### Work instructions
Extract every line where the string "Trash" appears.

[Dataset entries]

•••••

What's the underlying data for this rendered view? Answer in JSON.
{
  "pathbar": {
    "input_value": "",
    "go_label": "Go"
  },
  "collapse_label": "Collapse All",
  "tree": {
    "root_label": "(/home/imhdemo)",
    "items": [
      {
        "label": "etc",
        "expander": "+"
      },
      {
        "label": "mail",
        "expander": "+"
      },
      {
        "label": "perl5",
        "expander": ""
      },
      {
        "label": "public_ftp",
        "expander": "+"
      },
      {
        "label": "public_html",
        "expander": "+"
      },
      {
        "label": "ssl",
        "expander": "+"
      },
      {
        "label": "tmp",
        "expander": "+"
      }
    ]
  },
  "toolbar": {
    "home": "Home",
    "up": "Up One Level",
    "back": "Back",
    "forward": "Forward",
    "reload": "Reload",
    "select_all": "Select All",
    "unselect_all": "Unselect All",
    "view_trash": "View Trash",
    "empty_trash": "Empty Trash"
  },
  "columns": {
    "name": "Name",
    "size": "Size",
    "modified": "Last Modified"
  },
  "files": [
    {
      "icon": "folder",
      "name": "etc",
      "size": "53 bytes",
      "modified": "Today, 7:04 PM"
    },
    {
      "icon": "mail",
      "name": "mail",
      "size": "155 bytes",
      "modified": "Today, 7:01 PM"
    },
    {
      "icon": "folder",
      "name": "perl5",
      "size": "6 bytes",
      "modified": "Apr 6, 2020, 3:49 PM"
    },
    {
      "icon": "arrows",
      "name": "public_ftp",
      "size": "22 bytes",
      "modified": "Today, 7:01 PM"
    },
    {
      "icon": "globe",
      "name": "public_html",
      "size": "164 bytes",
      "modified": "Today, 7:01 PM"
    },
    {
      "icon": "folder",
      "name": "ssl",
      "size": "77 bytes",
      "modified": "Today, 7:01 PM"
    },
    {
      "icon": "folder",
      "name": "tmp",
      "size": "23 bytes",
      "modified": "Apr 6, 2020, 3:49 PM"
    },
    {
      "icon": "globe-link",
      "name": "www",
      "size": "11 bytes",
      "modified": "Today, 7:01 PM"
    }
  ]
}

•••••

### Output
    "view_trash": "View Trash",
    "empty_trash": "Empty Trash"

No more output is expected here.